>> BEGIN Data section

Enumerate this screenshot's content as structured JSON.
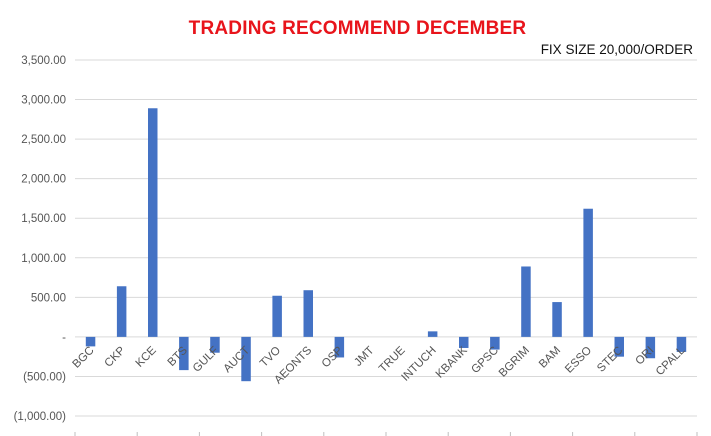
{
  "chart_data": {
    "type": "bar",
    "title": "TRADING RECOMMEND DECEMBER",
    "subtitle": "FIX SIZE 20,000/ORDER",
    "categories": [
      "BGC",
      "CKP",
      "KCE",
      "BTS",
      "GULF",
      "AUCT",
      "TVO",
      "AEONTS",
      "OSP",
      "JMT",
      "TRUE",
      "INTUCH",
      "KBANK",
      "GPSC",
      "BGRIM",
      "BAM",
      "ESSO",
      "STEC",
      "ORI",
      "CPALL"
    ],
    "category_labels": [
      "BGC",
      "CKP",
      "KCE",
      "BTS",
      "GULF",
      "AUCT",
      "TVO",
      "AEONTS",
      "OSP",
      "JMT",
      "TRUE",
      "INTUCH",
      "KBANK",
      "GPSC",
      "BGRIM",
      "BAM",
      "ESSO",
      "STEC",
      "ORI",
      "CPALL"
    ],
    "values": [
      -120,
      640,
      2890,
      -420,
      -200,
      -560,
      520,
      590,
      -260,
      0,
      0,
      70,
      -140,
      -160,
      890,
      440,
      1620,
      -250,
      -270,
      -190
    ],
    "ylim": [
      -1000,
      3500
    ],
    "yticks": [
      3500,
      3000,
      2500,
      2000,
      1500,
      1000,
      500,
      0,
      -500,
      -1000
    ],
    "ytick_labels": [
      "3,500.00",
      "3,000.00",
      "2,500.00",
      "2,000.00",
      "1,500.00",
      "1,000.00",
      "500.00",
      "-",
      "(500.00)",
      "(1,000.00)"
    ],
    "grid": true,
    "bar_color": "#4472c4",
    "grid_color": "#d9d9d9"
  }
}
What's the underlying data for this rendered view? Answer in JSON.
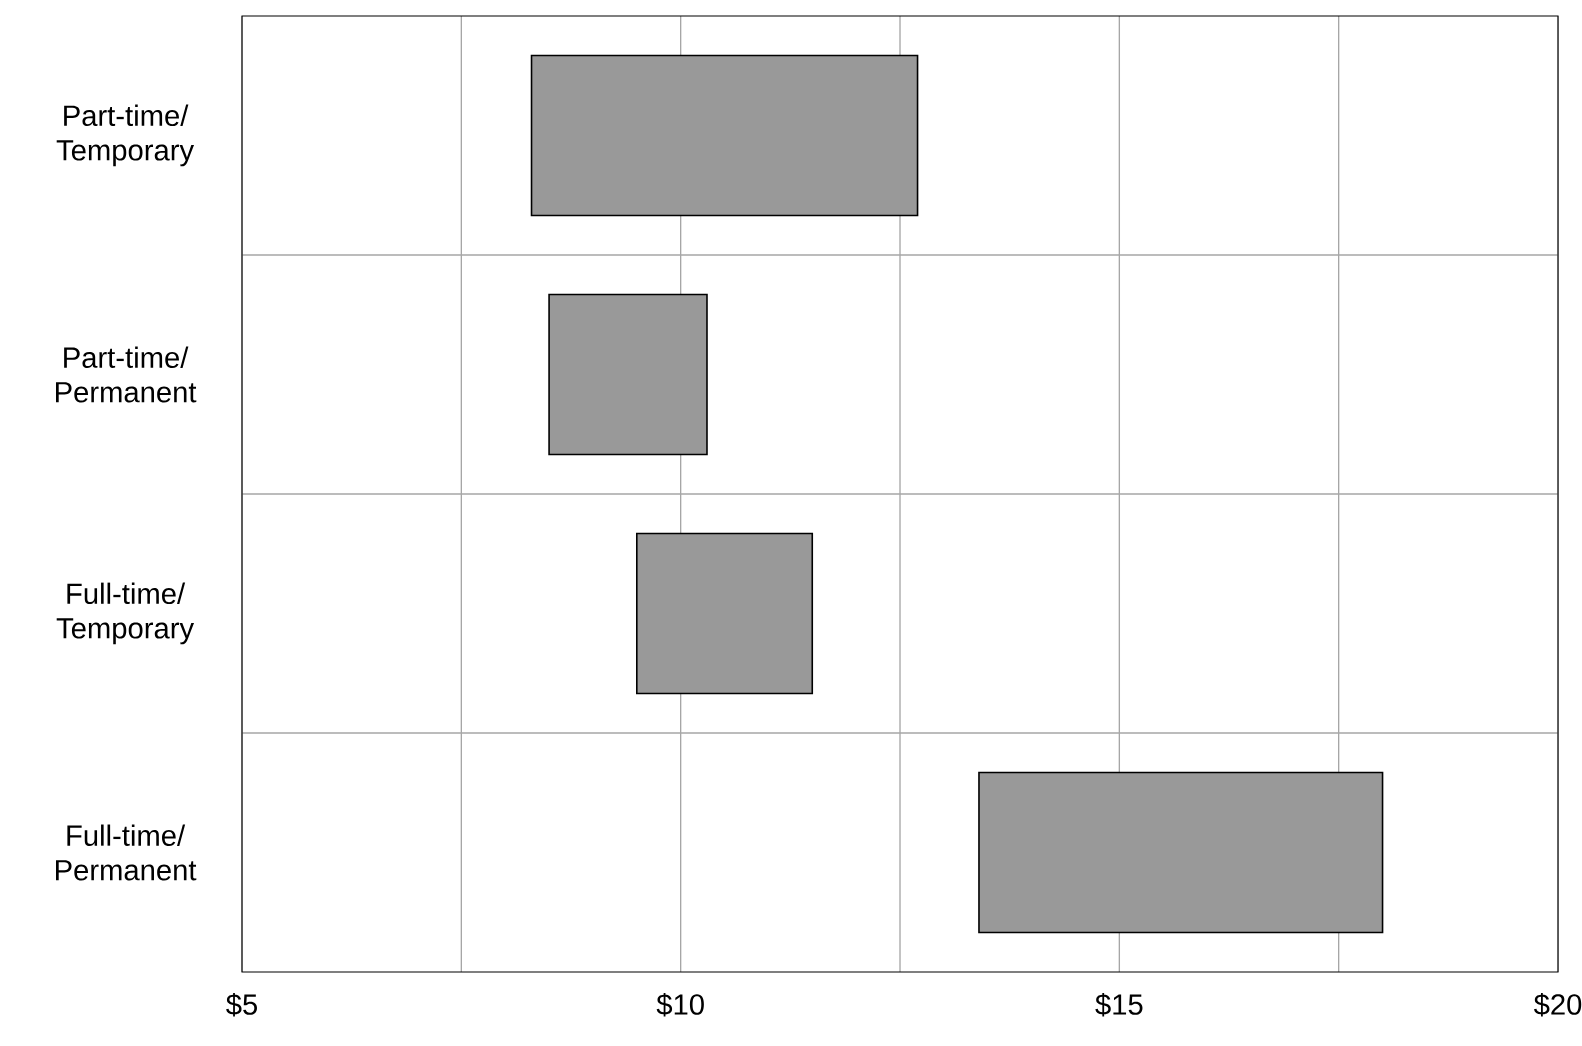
{
  "chart_data": {
    "type": "bar",
    "orientation": "horizontal",
    "categories": [
      "Part-time/ Temporary",
      "Part-time/ Permanent",
      "Full-time/ Temporary",
      "Full-time/ Permanent"
    ],
    "base": [
      8.3,
      8.5,
      9.5,
      13.4
    ],
    "values": [
      4.4,
      1.8,
      2.0,
      4.6
    ],
    "color": "#999999",
    "xlim": [
      5,
      20
    ],
    "xticks": [
      {
        "value": 5,
        "label": "$5"
      },
      {
        "value": 7.5,
        "label": null
      },
      {
        "value": 10,
        "label": "$10"
      },
      {
        "value": 12.5,
        "label": null
      },
      {
        "value": 15,
        "label": "$15"
      },
      {
        "value": 17.5,
        "label": null
      },
      {
        "value": 20,
        "label": "$20"
      }
    ],
    "grid": true
  }
}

>> END Data section

#### Your objective:
List the lines of the entries that include "Temporary".

#### Correct result:
      "Part-time/ Temporary",
      "Full-time/ Temporary",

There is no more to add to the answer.